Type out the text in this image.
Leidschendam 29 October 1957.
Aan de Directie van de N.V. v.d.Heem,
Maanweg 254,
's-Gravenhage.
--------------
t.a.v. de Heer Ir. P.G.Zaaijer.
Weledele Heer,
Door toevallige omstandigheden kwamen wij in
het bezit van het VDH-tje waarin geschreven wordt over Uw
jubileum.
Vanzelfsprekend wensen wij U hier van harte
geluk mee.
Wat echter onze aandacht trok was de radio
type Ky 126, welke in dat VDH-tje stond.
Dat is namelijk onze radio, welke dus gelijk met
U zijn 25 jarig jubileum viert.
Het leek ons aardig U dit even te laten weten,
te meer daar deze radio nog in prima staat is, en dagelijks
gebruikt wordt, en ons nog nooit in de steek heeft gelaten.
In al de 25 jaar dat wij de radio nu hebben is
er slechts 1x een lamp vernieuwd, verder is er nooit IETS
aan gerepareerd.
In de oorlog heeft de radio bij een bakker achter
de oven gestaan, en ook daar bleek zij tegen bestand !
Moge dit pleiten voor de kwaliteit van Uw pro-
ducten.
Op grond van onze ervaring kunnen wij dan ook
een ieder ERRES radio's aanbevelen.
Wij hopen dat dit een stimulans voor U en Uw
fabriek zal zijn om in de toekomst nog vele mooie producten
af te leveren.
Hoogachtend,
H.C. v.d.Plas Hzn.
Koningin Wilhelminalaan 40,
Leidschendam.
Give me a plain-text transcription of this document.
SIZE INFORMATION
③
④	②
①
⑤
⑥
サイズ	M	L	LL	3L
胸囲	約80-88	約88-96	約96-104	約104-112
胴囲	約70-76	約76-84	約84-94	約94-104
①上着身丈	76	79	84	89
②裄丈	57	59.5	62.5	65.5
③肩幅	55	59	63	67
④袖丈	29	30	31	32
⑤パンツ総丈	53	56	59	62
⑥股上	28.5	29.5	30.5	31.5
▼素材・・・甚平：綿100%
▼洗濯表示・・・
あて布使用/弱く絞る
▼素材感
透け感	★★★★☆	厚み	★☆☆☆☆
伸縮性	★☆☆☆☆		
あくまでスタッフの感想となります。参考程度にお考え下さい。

——————

Exercise requirements:
State only the number of lines in these entries that contain "radio".

The output:
6